WHAT TO DO
Restate all of the data exactly.

DATA FOR PROCESSING
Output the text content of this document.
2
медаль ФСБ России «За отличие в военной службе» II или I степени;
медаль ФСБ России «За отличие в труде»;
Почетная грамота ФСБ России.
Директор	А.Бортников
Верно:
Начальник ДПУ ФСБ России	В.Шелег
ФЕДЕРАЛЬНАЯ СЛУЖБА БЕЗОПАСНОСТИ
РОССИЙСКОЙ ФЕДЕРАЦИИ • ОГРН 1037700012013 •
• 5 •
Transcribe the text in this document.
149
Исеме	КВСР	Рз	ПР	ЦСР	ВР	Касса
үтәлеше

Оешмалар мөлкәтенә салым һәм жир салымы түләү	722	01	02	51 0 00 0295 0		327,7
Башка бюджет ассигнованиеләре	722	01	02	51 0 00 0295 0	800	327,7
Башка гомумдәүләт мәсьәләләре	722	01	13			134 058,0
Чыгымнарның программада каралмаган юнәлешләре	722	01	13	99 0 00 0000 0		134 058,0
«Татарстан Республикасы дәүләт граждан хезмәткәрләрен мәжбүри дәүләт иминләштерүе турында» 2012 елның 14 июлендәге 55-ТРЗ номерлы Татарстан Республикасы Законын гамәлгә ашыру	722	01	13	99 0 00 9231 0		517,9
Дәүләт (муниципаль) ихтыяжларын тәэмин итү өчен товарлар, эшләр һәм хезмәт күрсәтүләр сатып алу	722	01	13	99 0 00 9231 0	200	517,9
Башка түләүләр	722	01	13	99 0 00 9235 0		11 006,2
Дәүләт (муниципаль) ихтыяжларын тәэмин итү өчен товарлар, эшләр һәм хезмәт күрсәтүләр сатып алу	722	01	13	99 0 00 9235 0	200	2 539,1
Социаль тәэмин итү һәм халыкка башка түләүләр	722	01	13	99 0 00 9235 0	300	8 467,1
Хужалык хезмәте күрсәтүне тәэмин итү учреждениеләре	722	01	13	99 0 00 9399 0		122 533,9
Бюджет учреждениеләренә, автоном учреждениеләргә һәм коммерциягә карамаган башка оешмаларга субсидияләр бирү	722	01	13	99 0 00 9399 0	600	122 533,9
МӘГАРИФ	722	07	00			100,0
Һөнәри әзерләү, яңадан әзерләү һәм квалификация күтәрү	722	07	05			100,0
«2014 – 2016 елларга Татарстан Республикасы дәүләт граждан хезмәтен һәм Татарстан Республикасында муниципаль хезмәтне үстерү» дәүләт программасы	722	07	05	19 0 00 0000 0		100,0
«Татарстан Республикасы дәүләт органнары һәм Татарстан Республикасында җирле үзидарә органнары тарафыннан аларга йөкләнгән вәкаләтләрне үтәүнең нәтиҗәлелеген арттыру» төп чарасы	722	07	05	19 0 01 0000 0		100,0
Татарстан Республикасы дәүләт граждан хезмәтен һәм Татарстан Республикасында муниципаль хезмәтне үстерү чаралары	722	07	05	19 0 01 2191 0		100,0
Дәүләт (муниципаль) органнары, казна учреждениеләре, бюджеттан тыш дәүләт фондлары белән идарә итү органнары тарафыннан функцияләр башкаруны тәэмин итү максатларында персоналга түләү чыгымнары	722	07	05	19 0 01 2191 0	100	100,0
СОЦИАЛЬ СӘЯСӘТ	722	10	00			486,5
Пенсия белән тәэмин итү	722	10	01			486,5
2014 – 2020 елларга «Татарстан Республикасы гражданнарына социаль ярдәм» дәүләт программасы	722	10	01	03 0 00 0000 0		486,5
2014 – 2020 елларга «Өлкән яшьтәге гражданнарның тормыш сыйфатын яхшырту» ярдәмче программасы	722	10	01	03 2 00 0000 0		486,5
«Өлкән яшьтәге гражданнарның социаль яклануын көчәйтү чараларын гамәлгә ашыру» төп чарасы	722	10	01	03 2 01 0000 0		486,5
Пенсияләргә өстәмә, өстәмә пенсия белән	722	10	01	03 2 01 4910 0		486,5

SOLUTION FOR THIS EXERCISE
Output the text content of this document.
2
медаль ФСБ России «За отличие в военной службе» II или I степени;
медаль ФСБ России «За отличие в труде»;
Почетная грамота ФСБ России.
Директор	А.Бортников
Верно:
Начальник ДПУ ФСБ России	В.Шелег
ФЕДЕРАЛЬНАЯ СЛУЖБА БЕЗОПАСНОСТИ
РОССИЙСКОЙ ФЕДЕРАЦИИ • ОГРН 1037700012013 •
• 5 •
Transcribe the text in this document.
149
Исеме	КВСР	Рз	ПР	ЦСР	ВР	Касса
үтәлеше

Оешмалар мөлкәтенә салым һәм жир салымы түләү	722	01	02	51 0 00 0295 0		327,7
Башка бюджет ассигнованиеләре	722	01	02	51 0 00 0295 0	800	327,7
Башка гомумдәүләт мәсьәләләре	722	01	13			134 058,0
Чыгымнарның программада каралмаган юнәлешләре	722	01	13	99 0 00 0000 0		134 058,0
«Татарстан Республикасы дәүләт граждан хезмәткәрләрен мәжбүри дәүләт иминләштерүе турында» 2012 елның 14 июлендәге 55-ТРЗ номерлы Татарстан Республикасы Законын гамәлгә ашыру	722	01	13	99 0 00 9231 0		517,9
Дәүләт (муниципаль) ихтыяжларын тәэмин итү өчен товарлар, эшләр һәм хезмәт күрсәтүләр сатып алу	722	01	13	99 0 00 9231 0	200	517,9
Башка түләүләр	722	01	13	99 0 00 9235 0		11 006,2
Дәүләт (муниципаль) ихтыяжларын тәэмин итү өчен товарлар, эшләр һәм хезмәт күрсәтүләр сатып алу	722	01	13	99 0 00 9235 0	200	2 539,1
Социаль тәэмин итү һәм халыкка башка түләүләр	722	01	13	99 0 00 9235 0	300	8 467,1
Хужалык хезмәте күрсәтүне тәэмин итү учреждениеләре	722	01	13	99 0 00 9399 0		122 533,9
Бюджет учреждениеләренә, автоном учреждениеләргә һәм коммерциягә карамаган башка оешмаларга субсидияләр бирү	722	01	13	99 0 00 9399 0	600	122 533,9
МӘГАРИФ	722	07	00			100,0
Һөнәри әзерләү, яңадан әзерләү һәм квалификация күтәрү	722	07	05			100,0
«2014 – 2016 елларга Татарстан Республикасы дәүләт граждан хезмәтен һәм Татарстан Республикасында муниципаль хезмәтне үстерү» дәүләт программасы	722	07	05	19 0 00 0000 0		100,0
«Татарстан Республикасы дәүләт органнары һәм Татарстан Республикасында җирле үзидарә органнары тарафыннан аларга йөкләнгән вәкаләтләрне үтәүнең нәтиҗәлелеген арттыру» төп чарасы	722	07	05	19 0 01 0000 0		100,0
Татарстан Республикасы дәүләт граждан хезмәтен һәм Татарстан Республикасында муниципаль хезмәтне үстерү чаралары	722	07	05	19 0 01 2191 0		100,0
Дәүләт (муниципаль) органнары, казна учреждениеләре, бюджеттан тыш дәүләт фондлары белән идарә итү органнары тарафыннан функцияләр башкаруны тәэмин итү максатларында персоналга түләү чыгымнары	722	07	05	19 0 01 2191 0	100	100,0
СОЦИАЛЬ СӘЯСӘТ	722	10	00			486,5
Пенсия белән тәэмин итү	722	10	01			486,5
2014 – 2020 елларга «Татарстан Республикасы гражданнарына социаль ярдәм» дәүләт программасы	722	10	01	03 0 00 0000 0		486,5
2014 – 2020 елларга «Өлкән яшьтәге гражданнарның тормыш сыйфатын яхшырту» ярдәмче программасы	722	10	01	03 2 00 0000 0		486,5
«Өлкән яшьтәге гражданнарның социаль яклануын көчәйтү чараларын гамәлгә ашыру» төп чарасы	722	10	01	03 2 01 0000 0		486,5
Пенсияләргә өстәмә, өстәмә пенсия белән	722	10	01	03 2 01 4910 0		486,5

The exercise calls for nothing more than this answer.